## Start
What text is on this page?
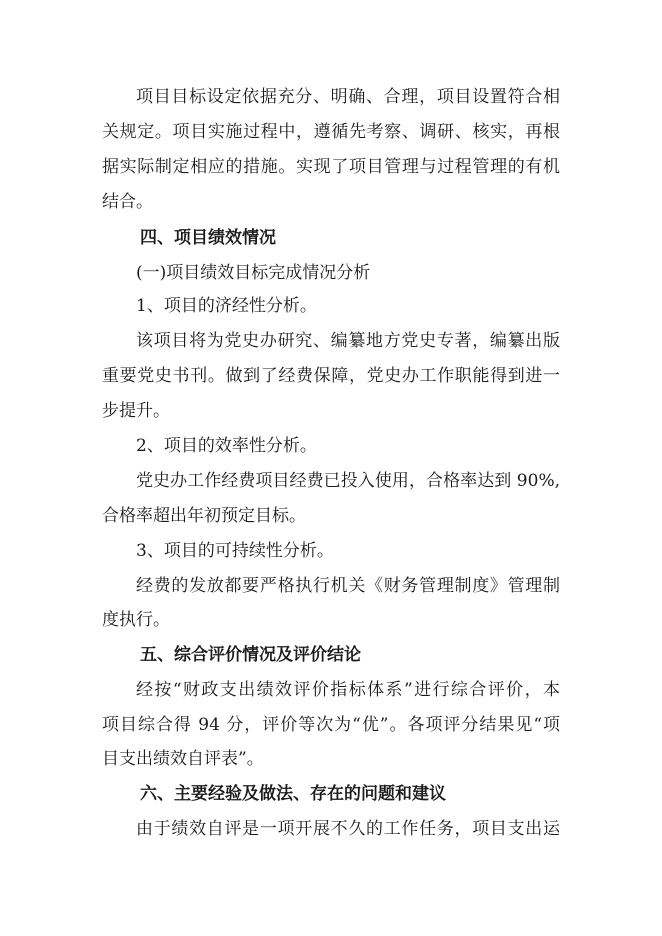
项目目标设定依据充分、明确、合理，项目设置符合相
关规定。项目实施过程中，遵循先考察、调研、核实，再根
据实际制定相应的措施。实现了项目管理与过程管理的有机
结合。
四、项目绩效情况
(一)项目绩效目标完成情况分析
1、项目的济经性分析。
该项目将为党史办研究、编纂地方党史专著，编纂出版
重要党史书刊。做到了经费保障，党史办工作职能得到进一
步提升。
2、项目的效率性分析。
党史办工作经费项目经费已投入使用，合格率达到 90%,
合格率超出年初预定目标。
3、项目的可持续性分析。
经费的发放都要严格执行机关《财务管理制度》管理制
度执行。
五、综合评价情况及评价结论
经按“财政支出绩效评价指标体系”进行综合评价，本
项目综合得 94 分，评价等次为“优”。各项评分结果见“项
目支出绩效自评表”。
六、主要经验及做法、存在的问题和建议
由于绩效自评是一项开展不久的工作任务，项目支出运
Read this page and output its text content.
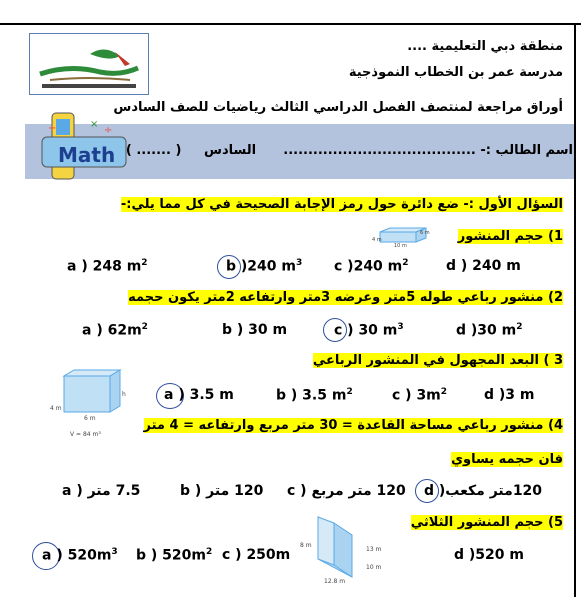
منطقة دبي التعليمية ....
مدرسة عمر بن الخطاب النموذجية
أوراق مراجعة لمنتصف الفصل الدراسي الثالث رياضيات للصف السادس
+	×
÷
Math	اسم الطالب :- .......................................      السادس     ( ....... )
السؤال الأول :- ضع دائرة حول رمز الإجابة الصحيحة في كل مما يلي:-
1) حجم المنشور
4 m
10 m
6 m
a ) 248 $m^2$	b )240 $m^3$ c )240 $m^2$	d ) 240 m
2) منشور رباعي طوله 5متر وعرضه 3متر وارتفاعه 2متر يكون حجمه
a ) $62m^2$	b ) 30 m	c ) 30 $m^3$	d )30 $m^2$
3 ) البعد المجهول في المنشور الرباعي
h
4 m
6 m
V = 84 m³
a ) 3.5 m	b ) 3.5 $m^2$	c ) $3m^2$	d )3 m
4) منشور رباعي مساحة القاعدة = 30 متر مربع وارتفاعه = 4 متر
فان حجمه يساوي
7.5 متر ( a	120 متر ( b 120 متر مربع ( c 120متر مكعب( d
5) حجم المنشور الثلاثي
8 m
13 m
10 m
12.8 m
a ) $520m^3$ b ) $520m^2$ c ) 250m	d )520 m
## End
Exercise prompt: Everything from the line containing "Read this page and output its text content." to the last line of the listing above must be reproduced exactly, with no pictures included.

Written reply:
Read this page and output its text content.
منطقة دبي التعليمية ....
مدرسة عمر بن الخطاب النموذجية
أوراق مراجعة لمنتصف الفصل الدراسي الثالث رياضيات للصف السادس
+	×
÷
Math	اسم الطالب :- .......................................      السادس     ( ....... )
السؤال الأول :- ضع دائرة حول رمز الإجابة الصحيحة في كل مما يلي:-
1) حجم المنشور
4 m
10 m
6 m
a ) 248 $m^2$	b )240 $m^3$ c )240 $m^2$	d ) 240 m
2) منشور رباعي طوله 5متر وعرضه 3متر وارتفاعه 2متر يكون حجمه
a ) $62m^2$	b ) 30 m	c ) 30 $m^3$	d )30 $m^2$
3 ) البعد المجهول في المنشور الرباعي
h
4 m
6 m
V = 84 m³
a ) 3.5 m	b ) 3.5 $m^2$	c ) $3m^2$	d )3 m
4) منشور رباعي مساحة القاعدة = 30 متر مربع وارتفاعه = 4 متر
فان حجمه يساوي
7.5 متر ( a	120 متر ( b 120 متر مربع ( c 120متر مكعب( d
5) حجم المنشور الثلاثي
8 m
13 m
10 m
12.8 m
a ) $520m^3$ b ) $520m^2$ c ) 250m	d )520 m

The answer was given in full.